__Problem__
In the data below, find every line that has the string "based", and copy it.

━━━ Excerpted records

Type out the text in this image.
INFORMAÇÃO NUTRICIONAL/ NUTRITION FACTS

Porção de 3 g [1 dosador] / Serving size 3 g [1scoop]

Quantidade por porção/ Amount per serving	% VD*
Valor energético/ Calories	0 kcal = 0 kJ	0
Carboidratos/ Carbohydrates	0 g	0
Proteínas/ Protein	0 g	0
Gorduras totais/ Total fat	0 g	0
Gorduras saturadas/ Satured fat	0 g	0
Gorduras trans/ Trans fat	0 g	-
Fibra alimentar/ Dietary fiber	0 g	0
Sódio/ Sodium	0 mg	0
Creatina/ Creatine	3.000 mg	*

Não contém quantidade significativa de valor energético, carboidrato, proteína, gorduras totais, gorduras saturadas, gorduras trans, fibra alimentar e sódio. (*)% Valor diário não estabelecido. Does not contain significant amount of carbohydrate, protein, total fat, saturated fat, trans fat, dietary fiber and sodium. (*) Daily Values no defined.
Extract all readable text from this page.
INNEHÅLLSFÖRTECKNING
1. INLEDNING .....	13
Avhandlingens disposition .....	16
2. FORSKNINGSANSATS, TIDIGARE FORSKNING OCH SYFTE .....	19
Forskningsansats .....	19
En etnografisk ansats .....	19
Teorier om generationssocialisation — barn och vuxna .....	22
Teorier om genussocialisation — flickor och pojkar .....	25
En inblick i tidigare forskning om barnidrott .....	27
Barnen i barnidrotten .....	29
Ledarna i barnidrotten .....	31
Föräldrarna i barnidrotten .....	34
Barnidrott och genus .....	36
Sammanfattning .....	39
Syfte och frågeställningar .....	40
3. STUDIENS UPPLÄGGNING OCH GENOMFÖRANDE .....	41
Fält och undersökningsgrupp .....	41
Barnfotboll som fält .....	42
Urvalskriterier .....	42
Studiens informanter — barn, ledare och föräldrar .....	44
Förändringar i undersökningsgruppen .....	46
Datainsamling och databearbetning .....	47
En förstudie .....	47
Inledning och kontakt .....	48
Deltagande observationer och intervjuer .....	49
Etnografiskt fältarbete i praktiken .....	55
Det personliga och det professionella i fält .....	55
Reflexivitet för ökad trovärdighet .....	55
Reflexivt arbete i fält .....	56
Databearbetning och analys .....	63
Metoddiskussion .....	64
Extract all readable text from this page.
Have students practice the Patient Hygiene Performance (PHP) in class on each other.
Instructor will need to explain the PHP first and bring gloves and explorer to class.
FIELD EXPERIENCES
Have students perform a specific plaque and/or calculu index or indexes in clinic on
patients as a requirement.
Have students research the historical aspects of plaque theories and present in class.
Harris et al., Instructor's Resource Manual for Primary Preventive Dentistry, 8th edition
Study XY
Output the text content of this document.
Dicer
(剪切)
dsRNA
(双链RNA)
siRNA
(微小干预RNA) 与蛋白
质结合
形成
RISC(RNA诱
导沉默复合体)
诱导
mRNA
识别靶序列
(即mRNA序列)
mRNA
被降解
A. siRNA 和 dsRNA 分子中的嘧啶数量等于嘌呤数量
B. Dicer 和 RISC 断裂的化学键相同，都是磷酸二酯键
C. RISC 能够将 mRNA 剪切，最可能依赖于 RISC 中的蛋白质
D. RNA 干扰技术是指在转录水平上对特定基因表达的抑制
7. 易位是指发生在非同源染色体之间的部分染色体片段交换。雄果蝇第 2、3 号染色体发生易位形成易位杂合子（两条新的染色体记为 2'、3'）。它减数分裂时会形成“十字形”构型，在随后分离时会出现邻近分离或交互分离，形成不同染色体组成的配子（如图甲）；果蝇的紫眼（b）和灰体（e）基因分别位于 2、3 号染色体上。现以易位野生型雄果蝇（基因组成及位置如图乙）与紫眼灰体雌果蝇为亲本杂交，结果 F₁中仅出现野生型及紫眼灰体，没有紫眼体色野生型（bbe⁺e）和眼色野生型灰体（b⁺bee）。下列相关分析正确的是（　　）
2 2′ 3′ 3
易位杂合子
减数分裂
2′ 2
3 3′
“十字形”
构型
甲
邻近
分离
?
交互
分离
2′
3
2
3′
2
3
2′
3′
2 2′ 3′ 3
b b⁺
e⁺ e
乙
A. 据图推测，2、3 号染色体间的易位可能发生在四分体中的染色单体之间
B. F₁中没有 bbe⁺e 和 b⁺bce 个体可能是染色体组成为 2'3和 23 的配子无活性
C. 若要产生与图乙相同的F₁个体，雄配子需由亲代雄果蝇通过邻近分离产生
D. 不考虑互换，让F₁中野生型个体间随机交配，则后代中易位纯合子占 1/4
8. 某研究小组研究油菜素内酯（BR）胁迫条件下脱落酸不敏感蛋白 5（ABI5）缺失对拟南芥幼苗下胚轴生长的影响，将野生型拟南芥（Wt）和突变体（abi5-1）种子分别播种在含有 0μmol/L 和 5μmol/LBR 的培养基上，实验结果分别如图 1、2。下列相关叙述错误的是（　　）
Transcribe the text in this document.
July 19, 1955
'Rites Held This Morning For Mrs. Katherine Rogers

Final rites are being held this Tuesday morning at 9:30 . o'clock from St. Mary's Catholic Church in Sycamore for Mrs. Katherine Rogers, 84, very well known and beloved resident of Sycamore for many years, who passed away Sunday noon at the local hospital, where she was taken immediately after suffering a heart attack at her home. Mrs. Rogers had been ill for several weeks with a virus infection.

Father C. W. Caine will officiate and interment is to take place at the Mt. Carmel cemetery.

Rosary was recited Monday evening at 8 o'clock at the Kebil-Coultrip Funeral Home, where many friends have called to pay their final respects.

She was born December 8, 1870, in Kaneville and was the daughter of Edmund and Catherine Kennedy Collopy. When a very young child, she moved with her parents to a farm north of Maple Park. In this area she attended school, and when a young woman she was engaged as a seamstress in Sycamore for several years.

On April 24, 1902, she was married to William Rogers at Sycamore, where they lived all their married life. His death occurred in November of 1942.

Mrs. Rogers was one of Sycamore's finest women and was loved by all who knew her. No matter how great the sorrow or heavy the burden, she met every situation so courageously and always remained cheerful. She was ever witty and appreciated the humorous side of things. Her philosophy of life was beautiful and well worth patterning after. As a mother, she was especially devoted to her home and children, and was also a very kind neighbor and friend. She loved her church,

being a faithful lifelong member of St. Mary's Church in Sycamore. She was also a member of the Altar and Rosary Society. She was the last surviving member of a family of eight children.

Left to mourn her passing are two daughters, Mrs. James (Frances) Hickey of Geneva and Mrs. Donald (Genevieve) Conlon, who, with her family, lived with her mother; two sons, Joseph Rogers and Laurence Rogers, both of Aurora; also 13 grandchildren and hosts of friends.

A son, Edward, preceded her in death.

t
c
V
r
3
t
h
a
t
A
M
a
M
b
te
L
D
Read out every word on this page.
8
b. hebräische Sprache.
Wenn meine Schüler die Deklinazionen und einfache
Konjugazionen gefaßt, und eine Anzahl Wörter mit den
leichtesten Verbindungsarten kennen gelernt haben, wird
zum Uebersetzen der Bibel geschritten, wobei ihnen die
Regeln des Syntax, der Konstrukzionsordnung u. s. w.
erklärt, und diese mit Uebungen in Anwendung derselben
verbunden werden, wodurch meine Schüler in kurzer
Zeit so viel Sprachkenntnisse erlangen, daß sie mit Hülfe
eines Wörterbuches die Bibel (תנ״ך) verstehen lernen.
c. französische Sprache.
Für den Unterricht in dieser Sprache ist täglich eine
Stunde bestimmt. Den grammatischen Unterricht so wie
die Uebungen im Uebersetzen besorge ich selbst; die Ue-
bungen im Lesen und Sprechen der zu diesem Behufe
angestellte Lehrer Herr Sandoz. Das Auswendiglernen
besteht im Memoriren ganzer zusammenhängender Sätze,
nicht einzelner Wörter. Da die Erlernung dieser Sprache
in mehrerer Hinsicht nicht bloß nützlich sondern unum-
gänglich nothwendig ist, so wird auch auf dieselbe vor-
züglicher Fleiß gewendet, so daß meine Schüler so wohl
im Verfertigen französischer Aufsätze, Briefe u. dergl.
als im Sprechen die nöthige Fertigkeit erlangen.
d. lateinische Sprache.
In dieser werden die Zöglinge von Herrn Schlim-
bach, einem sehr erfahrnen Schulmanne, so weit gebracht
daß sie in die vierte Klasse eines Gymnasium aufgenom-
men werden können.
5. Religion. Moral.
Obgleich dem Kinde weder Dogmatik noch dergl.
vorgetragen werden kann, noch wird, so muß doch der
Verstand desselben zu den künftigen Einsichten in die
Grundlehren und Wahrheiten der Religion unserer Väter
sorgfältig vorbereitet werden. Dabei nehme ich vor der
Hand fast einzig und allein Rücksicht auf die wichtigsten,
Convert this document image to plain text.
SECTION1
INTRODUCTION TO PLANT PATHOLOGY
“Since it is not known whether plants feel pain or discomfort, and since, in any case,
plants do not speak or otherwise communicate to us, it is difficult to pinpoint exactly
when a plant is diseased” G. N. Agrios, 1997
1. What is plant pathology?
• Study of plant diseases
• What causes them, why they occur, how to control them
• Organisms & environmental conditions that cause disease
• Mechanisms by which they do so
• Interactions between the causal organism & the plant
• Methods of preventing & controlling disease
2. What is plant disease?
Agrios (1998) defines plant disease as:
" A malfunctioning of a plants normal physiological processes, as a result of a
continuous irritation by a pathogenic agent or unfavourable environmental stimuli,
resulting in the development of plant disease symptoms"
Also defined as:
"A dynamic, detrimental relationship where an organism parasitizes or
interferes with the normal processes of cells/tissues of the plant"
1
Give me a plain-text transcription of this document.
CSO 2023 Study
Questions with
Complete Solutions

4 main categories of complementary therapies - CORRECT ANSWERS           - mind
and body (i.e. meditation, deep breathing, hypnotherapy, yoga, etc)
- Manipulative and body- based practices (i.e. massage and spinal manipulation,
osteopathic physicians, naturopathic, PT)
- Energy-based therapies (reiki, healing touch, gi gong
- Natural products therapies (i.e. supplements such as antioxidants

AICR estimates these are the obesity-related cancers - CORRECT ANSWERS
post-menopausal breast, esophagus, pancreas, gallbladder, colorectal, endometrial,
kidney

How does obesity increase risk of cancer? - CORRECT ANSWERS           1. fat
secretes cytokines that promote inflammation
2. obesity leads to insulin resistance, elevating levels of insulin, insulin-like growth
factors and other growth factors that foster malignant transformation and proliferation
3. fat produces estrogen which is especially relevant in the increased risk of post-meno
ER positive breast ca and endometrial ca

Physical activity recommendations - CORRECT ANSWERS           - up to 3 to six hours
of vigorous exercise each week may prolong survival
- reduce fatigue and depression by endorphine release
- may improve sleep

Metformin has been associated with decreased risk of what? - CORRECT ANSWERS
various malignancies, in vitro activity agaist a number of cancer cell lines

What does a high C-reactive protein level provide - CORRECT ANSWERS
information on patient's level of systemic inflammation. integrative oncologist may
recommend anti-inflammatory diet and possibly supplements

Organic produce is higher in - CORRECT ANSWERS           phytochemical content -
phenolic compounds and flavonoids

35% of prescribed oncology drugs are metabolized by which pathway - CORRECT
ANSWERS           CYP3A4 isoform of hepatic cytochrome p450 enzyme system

━━━━━━

__Answer area__
- Manipulative and body- based practices (i.e. massage and spinal manipulation,
- Energy-based therapies (reiki, healing touch, gi gong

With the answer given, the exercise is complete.